TASK OBJECTIVE:
A verbatim copy of the records is required, with all pictures left out.
[Start]
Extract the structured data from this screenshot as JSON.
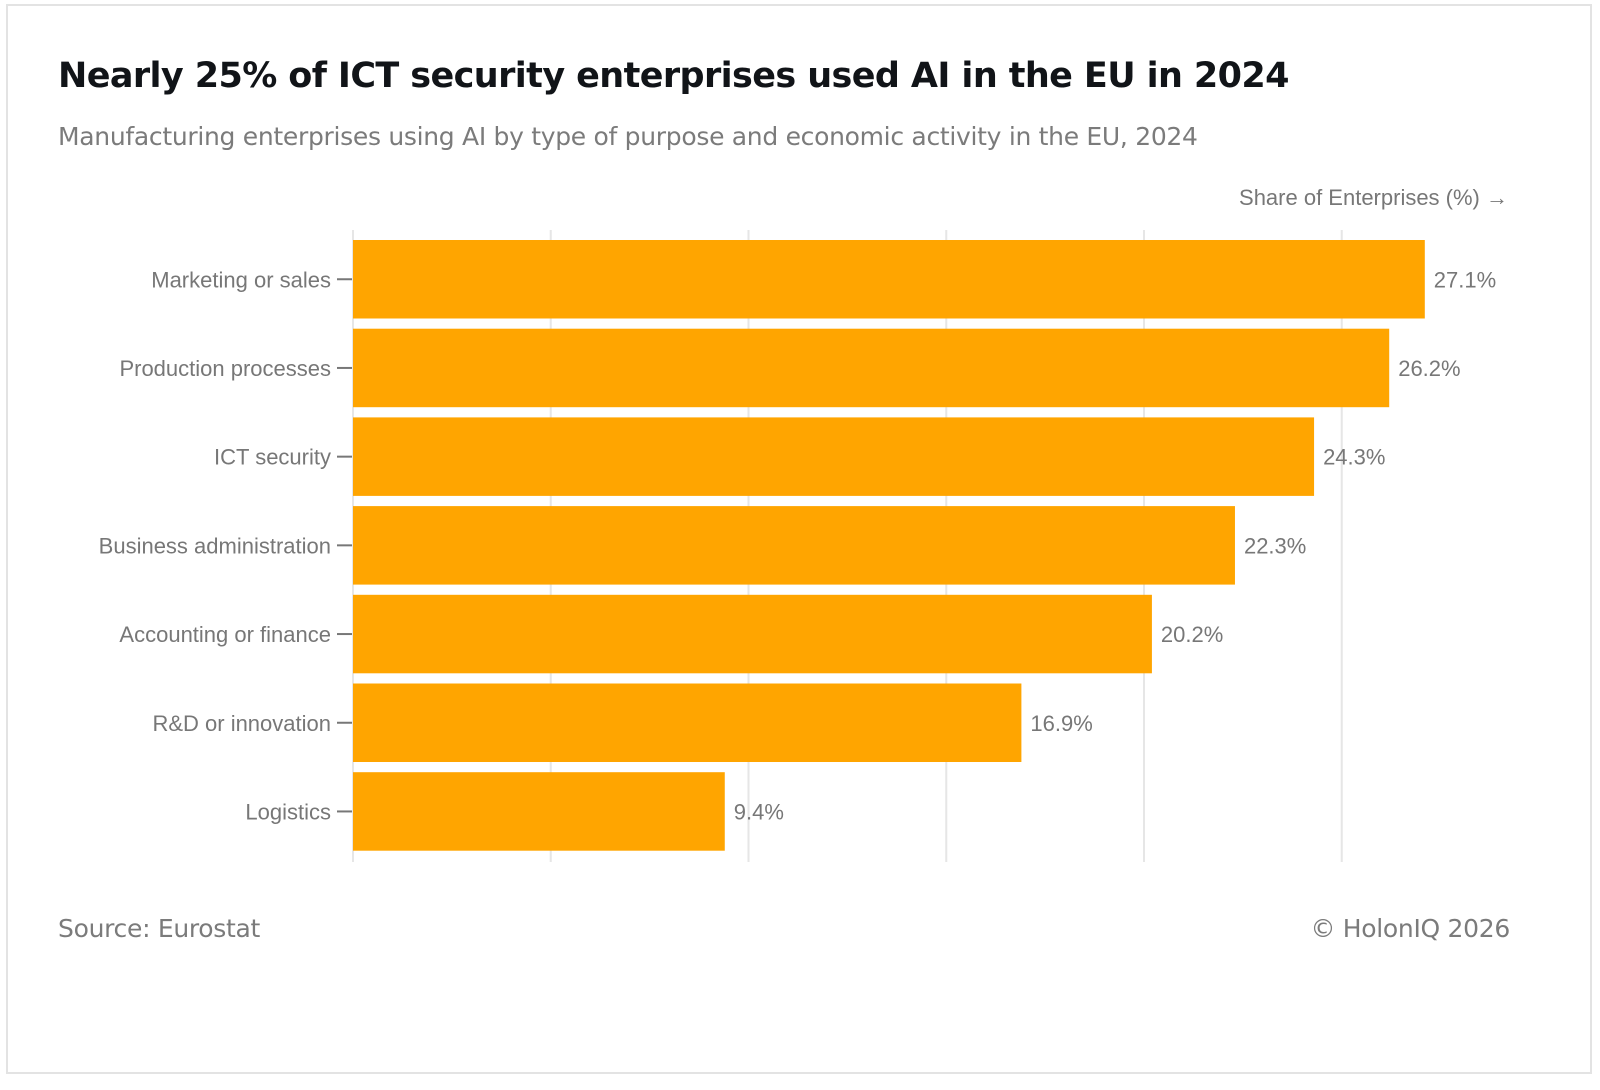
{
  "header": {
    "title": "Nearly 25% of ICT security enterprises used AI in the EU in 2024",
    "subtitle": "Manufacturing enterprises using AI by type of purpose and economic activity in the EU, 2024"
  },
  "footer": {
    "source": "Source: Eurostat",
    "copyright": "© HolonIQ 2026"
  },
  "chart_data": {
    "type": "bar",
    "orientation": "horizontal",
    "title": "Nearly 25% of ICT security enterprises used AI in the EU in 2024",
    "subtitle": "Manufacturing enterprises using AI by type of purpose and economic activity in the EU, 2024",
    "xlabel": "Share of Enterprises (%) →",
    "ylabel": "",
    "categories": [
      "Marketing or sales",
      "Production processes",
      "ICT security",
      "Business administration",
      "Accounting or finance",
      "R&D or innovation",
      "Logistics"
    ],
    "values": [
      27.1,
      26.2,
      24.3,
      22.3,
      20.2,
      16.9,
      9.4
    ],
    "value_labels": [
      "27.1%",
      "26.2%",
      "24.3%",
      "22.3%",
      "20.2%",
      "16.9%",
      "9.4%"
    ],
    "xlim": [
      0,
      30
    ],
    "x_gridlines": [
      0,
      5,
      10,
      15,
      20,
      25
    ],
    "x_tick_labels_shown": false,
    "grid": true,
    "legend": "none",
    "bar_color": "#FFA500",
    "grid_color": "#e6e6e6",
    "text_color": "#777777"
  }
}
[End]
TASK RESPONSE:
Extract the structured data from this screenshot as JSON.
{
  "header": {
    "title": "Nearly 25% of ICT security enterprises used AI in the EU in 2024",
    "subtitle": "Manufacturing enterprises using AI by type of purpose and economic activity in the EU, 2024"
  },
  "footer": {
    "source": "Source: Eurostat",
    "copyright": "© HolonIQ 2026"
  },
  "chart_data": {
    "type": "bar",
    "orientation": "horizontal",
    "title": "Nearly 25% of ICT security enterprises used AI in the EU in 2024",
    "subtitle": "Manufacturing enterprises using AI by type of purpose and economic activity in the EU, 2024",
    "xlabel": "Share of Enterprises (%) →",
    "ylabel": "",
    "categories": [
      "Marketing or sales",
      "Production processes",
      "ICT security",
      "Business administration",
      "Accounting or finance",
      "R&D or innovation",
      "Logistics"
    ],
    "values": [
      27.1,
      26.2,
      24.3,
      22.3,
      20.2,
      16.9,
      9.4
    ],
    "value_labels": [
      "27.1%",
      "26.2%",
      "24.3%",
      "22.3%",
      "20.2%",
      "16.9%",
      "9.4%"
    ],
    "xlim": [
      0,
      30
    ],
    "x_gridlines": [
      0,
      5,
      10,
      15,
      20,
      25
    ],
    "x_tick_labels_shown": false,
    "grid": true,
    "legend": "none",
    "bar_color": "#FFA500",
    "grid_color": "#e6e6e6",
    "text_color": "#777777"
  }
}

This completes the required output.